▸ **DESCRIPTION OF THE TASK**: Of the lines below, count those containing the word "icon". Reply with the number alone.

(Stored data)
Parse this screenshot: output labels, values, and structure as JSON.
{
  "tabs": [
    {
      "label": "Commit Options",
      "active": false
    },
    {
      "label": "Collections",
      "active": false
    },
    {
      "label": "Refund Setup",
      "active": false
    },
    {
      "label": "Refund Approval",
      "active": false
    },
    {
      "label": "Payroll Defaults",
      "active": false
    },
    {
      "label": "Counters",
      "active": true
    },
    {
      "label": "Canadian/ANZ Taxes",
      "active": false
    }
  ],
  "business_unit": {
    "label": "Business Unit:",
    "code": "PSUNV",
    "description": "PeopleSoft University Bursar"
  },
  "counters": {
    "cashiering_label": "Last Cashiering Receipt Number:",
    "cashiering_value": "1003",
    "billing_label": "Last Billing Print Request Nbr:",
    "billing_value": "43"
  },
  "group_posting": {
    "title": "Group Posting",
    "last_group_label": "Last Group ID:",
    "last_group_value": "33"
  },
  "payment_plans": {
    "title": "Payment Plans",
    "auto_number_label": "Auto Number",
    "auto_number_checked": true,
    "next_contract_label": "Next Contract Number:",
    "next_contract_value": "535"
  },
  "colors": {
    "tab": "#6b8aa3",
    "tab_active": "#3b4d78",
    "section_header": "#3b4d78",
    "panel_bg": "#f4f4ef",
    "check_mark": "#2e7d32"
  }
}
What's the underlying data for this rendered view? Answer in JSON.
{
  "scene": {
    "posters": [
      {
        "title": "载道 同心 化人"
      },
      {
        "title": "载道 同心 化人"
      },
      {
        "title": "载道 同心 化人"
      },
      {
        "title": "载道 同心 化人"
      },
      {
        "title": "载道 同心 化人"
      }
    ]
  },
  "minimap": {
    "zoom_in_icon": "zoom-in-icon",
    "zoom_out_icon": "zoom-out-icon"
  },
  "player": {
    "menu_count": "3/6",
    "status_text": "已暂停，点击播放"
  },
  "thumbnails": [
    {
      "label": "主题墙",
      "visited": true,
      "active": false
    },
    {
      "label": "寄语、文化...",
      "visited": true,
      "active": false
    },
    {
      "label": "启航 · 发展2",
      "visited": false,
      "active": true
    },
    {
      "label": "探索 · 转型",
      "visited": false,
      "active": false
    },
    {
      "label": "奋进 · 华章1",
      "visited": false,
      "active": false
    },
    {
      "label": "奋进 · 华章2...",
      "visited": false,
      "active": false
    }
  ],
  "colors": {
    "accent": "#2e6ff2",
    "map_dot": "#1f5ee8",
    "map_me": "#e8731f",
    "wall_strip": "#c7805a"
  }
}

▸ **SOLUTION TO THIS TASK**: 2